▶ [TASK OBJECTIVE]: For every line in the records that has the word "также", make a copy.
--- Begin DATA RECORDS ---
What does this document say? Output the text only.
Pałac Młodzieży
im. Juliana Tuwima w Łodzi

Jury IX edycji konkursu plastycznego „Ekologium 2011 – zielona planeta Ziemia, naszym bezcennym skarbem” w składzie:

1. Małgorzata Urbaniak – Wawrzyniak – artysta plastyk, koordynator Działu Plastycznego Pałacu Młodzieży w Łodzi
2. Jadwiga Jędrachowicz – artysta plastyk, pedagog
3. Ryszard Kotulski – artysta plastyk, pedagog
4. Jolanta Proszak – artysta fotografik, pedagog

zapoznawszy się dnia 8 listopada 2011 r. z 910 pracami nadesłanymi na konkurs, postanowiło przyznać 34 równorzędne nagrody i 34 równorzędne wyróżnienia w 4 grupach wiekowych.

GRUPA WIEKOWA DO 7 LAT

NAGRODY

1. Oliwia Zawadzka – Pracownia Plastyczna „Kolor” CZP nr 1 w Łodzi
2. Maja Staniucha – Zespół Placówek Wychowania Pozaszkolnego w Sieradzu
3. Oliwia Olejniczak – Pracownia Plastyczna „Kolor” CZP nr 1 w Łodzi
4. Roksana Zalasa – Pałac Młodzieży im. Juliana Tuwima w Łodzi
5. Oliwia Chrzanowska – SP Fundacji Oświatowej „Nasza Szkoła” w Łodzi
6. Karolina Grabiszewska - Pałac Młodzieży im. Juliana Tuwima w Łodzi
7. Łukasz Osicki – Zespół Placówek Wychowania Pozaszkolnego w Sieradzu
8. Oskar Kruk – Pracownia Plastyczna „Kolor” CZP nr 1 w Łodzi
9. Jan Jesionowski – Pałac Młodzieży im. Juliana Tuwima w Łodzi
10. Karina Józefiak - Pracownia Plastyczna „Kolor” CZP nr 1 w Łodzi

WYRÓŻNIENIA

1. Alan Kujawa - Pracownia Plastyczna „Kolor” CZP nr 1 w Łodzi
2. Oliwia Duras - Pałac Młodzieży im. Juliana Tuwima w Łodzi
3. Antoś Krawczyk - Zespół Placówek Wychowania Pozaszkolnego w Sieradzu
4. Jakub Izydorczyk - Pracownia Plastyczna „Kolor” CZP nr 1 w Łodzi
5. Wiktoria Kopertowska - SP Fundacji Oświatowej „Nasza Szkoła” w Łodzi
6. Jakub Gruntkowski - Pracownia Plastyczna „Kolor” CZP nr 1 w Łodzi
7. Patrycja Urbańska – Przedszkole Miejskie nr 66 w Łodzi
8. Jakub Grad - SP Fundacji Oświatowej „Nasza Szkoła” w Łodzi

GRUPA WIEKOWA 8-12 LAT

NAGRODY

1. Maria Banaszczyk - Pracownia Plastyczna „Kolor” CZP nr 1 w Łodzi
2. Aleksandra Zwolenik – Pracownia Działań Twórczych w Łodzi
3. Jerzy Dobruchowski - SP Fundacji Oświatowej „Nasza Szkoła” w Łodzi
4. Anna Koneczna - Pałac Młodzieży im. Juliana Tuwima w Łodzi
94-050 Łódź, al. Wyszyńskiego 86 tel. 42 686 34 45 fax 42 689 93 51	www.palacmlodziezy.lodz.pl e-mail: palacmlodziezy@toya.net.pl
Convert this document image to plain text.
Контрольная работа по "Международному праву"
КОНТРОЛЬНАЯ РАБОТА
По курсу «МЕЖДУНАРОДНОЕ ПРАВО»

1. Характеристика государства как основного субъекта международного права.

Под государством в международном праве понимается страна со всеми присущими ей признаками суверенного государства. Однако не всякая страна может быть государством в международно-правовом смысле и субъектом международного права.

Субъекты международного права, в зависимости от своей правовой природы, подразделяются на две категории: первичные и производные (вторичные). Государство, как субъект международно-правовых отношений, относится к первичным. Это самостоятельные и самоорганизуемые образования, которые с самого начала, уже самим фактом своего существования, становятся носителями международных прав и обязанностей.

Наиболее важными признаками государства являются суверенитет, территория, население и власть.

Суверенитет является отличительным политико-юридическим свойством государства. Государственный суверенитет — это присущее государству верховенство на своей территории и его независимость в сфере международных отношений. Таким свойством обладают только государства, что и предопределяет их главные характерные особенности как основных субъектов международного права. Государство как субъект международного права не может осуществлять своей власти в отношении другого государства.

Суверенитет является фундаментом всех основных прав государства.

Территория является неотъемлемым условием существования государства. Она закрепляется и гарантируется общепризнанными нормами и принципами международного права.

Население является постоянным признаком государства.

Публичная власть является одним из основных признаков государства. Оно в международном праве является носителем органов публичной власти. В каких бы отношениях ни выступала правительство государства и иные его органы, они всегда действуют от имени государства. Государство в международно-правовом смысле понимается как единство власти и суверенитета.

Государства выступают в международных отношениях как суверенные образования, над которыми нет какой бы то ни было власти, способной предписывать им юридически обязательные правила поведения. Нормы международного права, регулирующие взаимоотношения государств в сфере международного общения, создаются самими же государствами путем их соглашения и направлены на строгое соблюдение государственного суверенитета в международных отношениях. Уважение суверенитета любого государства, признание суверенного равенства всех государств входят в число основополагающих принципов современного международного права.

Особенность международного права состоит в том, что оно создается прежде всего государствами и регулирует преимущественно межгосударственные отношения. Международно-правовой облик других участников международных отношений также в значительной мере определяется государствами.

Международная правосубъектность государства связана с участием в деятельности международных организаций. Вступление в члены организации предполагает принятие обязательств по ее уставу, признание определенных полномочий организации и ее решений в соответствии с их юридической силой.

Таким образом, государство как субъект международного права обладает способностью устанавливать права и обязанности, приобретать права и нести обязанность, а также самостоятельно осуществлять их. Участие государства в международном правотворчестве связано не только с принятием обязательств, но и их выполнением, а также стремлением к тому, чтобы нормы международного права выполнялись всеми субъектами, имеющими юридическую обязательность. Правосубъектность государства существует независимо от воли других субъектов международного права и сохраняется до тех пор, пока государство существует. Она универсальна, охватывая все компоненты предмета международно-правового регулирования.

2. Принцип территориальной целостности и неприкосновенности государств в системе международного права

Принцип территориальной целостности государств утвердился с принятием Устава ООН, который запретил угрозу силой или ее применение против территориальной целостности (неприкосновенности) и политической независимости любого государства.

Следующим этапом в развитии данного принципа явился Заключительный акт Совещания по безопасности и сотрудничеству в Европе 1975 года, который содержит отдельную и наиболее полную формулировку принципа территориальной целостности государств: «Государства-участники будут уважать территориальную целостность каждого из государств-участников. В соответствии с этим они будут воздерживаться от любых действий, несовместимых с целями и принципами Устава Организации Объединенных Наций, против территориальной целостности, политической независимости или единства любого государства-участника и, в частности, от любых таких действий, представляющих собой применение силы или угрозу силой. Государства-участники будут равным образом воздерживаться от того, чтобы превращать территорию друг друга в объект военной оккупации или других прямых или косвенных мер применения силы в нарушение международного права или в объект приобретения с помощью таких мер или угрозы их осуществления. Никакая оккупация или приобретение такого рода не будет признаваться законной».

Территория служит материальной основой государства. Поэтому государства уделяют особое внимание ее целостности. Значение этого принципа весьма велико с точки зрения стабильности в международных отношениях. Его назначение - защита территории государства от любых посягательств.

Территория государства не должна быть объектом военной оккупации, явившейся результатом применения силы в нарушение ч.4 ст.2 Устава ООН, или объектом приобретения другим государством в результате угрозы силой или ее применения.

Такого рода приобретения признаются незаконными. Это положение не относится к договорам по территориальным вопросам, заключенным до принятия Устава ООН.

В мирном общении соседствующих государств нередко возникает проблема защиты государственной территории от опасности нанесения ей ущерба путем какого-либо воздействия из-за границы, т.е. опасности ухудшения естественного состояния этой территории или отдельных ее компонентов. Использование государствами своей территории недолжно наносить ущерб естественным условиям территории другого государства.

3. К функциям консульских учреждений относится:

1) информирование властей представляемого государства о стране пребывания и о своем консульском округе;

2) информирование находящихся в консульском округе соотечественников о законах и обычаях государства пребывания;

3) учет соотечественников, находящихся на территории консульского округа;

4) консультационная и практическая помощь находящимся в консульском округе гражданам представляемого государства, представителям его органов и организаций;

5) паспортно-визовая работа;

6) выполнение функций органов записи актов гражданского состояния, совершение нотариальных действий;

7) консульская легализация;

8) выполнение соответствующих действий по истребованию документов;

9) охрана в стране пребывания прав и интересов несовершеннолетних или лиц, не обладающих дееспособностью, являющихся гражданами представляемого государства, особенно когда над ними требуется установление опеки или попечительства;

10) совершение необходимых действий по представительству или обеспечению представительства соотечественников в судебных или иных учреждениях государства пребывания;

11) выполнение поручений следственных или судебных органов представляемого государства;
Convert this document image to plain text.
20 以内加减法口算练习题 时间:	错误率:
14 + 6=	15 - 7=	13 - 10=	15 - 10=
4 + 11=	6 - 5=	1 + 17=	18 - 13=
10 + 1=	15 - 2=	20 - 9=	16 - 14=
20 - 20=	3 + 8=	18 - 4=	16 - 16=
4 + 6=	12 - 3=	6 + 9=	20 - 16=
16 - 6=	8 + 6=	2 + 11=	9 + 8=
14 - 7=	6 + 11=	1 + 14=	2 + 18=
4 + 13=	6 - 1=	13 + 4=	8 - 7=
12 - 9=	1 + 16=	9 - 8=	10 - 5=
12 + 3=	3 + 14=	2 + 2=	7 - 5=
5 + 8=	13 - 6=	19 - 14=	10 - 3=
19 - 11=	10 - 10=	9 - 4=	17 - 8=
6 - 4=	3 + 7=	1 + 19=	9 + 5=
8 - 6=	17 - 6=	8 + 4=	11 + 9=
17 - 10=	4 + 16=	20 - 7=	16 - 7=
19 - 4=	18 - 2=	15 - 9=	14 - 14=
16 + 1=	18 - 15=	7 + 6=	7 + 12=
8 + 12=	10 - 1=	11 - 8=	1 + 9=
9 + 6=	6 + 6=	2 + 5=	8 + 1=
--- End DATA RECORDS ---
▶ [OUTPUT FOR THIS TASK]:
Особенность международного права состоит в том, что оно создается прежде всего государствами и регулирует преимущественно межгосударственные отношения. Международно-правовой облик других участников международных отношений также в значительной мере определяется государствами.
Таким образом, государство как субъект международного права обладает способностью устанавливать права и обязанности, приобретать права и нести обязанность, а также самостоятельно осуществлять их. Участие государства в международном правотворчестве связано не только с принятием обязательств, но и их выполнением, а также стремлением к тому, чтобы нормы международного права выполнялись всеми субъектами, имеющими юридическую обязательность. Правосубъектность государства существует независимо от воли других субъектов международного права и сохраняется до тех пор, пока государство существует. Она универсальна, охватывая все компоненты предмета международно-правового регулирования.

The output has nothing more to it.